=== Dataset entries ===
----------
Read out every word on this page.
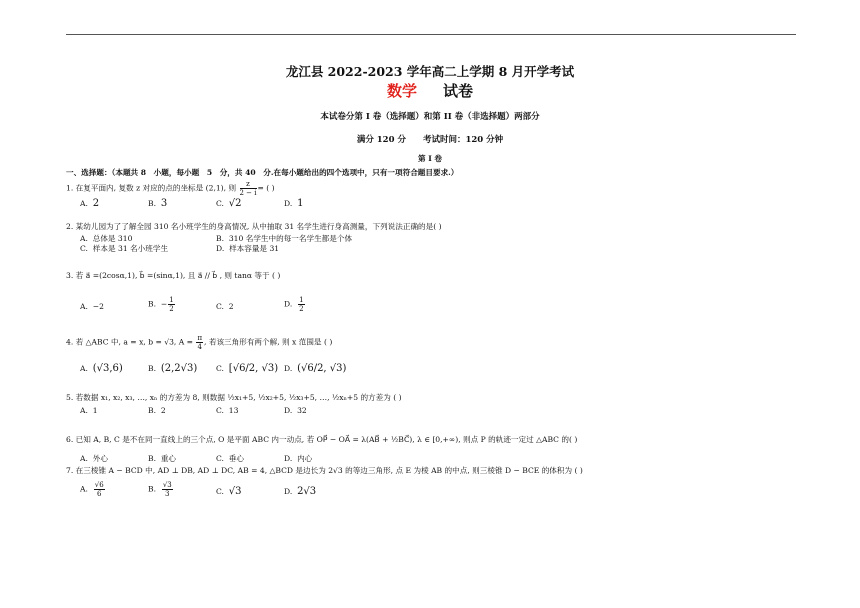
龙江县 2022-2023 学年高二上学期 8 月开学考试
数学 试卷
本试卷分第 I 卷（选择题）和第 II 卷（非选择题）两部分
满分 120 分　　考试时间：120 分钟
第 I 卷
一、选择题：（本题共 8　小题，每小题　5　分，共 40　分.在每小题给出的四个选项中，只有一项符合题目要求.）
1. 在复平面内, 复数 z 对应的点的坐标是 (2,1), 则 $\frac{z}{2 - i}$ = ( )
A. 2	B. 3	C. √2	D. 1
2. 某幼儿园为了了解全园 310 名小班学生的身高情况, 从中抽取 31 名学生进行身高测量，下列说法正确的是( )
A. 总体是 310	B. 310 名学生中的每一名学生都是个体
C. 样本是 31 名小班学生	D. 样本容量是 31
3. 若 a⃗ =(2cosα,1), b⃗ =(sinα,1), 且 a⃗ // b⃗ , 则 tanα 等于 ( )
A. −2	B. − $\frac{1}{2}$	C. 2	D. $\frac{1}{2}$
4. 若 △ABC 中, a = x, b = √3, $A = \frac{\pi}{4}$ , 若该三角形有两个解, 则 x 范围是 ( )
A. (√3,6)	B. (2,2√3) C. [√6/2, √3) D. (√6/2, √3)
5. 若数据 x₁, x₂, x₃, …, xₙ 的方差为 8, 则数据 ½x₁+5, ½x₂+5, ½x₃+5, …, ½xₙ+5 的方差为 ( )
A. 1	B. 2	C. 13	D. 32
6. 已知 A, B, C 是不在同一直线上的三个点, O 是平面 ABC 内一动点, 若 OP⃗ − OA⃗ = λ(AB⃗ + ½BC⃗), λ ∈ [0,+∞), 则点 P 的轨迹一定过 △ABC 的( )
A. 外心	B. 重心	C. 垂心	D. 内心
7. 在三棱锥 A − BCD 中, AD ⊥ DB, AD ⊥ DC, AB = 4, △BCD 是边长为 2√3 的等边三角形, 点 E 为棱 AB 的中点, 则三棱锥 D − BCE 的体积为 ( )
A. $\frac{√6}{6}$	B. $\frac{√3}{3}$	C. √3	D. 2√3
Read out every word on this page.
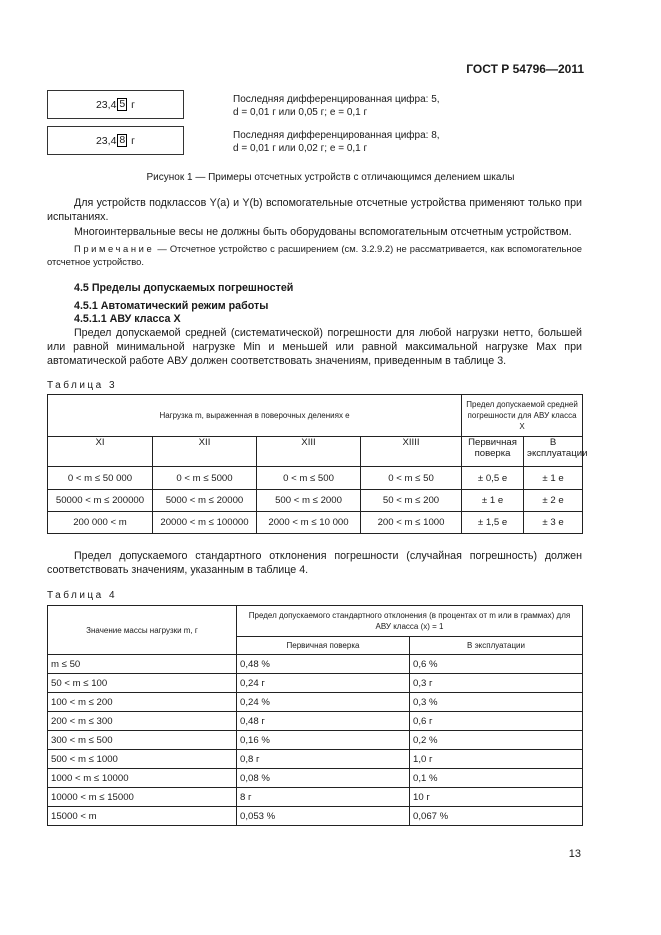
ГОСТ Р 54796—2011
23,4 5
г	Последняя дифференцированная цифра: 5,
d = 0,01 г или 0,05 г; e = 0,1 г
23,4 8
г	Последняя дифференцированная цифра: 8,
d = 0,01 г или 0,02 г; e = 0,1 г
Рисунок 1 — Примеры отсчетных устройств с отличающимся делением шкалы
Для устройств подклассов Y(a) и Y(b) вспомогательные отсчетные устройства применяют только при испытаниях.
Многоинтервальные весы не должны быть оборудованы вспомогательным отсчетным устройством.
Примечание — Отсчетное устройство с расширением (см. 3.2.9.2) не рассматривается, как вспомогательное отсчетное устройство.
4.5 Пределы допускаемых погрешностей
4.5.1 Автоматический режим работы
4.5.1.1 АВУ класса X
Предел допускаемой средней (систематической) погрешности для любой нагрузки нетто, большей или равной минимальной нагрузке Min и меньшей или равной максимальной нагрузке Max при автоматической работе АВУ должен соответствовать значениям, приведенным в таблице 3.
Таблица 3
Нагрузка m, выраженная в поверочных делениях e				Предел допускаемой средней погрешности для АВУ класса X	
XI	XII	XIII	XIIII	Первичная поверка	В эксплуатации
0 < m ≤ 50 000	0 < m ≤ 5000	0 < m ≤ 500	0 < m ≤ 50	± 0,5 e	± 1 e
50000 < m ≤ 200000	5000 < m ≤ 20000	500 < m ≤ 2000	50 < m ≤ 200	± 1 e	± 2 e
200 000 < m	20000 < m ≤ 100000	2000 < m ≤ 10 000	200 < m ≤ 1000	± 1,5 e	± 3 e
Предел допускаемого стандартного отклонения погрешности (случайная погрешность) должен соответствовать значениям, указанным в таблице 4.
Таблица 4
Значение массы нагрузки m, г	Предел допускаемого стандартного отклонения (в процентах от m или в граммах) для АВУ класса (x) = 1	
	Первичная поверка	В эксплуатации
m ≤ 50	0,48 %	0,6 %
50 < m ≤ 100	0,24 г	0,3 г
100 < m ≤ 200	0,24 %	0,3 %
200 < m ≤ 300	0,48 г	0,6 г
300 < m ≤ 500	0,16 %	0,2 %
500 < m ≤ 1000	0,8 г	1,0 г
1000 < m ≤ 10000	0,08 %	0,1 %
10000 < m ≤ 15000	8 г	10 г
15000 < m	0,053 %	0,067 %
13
----------
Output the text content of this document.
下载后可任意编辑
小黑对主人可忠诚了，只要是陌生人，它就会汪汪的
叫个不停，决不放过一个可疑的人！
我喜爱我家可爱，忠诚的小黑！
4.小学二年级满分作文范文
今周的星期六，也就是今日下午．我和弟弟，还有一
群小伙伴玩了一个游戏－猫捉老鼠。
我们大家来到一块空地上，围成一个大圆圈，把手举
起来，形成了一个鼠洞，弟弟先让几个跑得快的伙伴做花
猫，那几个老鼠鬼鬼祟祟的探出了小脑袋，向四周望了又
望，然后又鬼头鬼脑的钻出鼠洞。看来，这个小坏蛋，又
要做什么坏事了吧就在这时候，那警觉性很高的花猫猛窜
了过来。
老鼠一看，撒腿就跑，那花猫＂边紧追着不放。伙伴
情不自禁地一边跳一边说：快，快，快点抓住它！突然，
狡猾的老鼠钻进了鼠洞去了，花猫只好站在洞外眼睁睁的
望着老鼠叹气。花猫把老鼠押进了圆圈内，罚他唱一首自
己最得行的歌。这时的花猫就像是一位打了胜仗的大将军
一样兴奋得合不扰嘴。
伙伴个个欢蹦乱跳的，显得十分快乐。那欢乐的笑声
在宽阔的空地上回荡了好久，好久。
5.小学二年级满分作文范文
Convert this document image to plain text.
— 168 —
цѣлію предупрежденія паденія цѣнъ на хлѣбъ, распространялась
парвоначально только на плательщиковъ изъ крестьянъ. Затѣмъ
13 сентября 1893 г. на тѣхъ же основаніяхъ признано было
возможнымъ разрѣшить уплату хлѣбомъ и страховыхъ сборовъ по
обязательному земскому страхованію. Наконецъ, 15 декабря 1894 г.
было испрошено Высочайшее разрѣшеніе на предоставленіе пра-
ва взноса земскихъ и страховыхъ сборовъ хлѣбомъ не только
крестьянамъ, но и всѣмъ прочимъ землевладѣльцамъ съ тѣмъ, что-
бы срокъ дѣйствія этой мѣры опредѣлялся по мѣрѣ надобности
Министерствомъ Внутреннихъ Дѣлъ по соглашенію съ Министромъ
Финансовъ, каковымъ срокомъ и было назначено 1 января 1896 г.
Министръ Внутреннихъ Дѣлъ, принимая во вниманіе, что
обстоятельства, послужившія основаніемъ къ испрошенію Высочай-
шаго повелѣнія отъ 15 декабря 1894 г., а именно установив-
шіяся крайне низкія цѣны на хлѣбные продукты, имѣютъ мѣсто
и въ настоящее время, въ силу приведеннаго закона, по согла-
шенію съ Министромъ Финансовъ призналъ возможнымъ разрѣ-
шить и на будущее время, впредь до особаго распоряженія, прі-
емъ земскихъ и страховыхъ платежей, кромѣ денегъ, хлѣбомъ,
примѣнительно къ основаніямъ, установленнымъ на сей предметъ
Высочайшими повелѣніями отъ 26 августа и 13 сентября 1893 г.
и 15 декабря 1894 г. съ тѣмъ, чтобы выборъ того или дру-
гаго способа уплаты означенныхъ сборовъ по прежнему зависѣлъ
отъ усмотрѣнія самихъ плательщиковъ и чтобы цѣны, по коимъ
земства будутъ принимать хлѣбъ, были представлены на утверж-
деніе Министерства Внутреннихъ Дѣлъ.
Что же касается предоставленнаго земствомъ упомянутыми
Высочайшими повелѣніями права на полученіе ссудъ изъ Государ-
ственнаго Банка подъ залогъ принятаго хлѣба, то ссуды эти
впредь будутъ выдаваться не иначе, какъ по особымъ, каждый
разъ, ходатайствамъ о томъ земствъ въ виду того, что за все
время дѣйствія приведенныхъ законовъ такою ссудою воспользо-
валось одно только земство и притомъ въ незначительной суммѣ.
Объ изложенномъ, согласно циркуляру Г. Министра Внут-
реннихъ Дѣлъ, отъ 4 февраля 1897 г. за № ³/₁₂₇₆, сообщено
----------
=== The exercise ===
Go through the records and pull out each line that includes the word "отклонения".

=== Finished task ===
Предел допускаемого стандартного отклонения погрешности (случайная погрешность) должен соответствовать значениям, указанным в таблице 4.
Значение массы нагрузки m, г	Предел допускаемого стандартного отклонения (в процентах от m или в граммах) для АВУ класса (x) = 1	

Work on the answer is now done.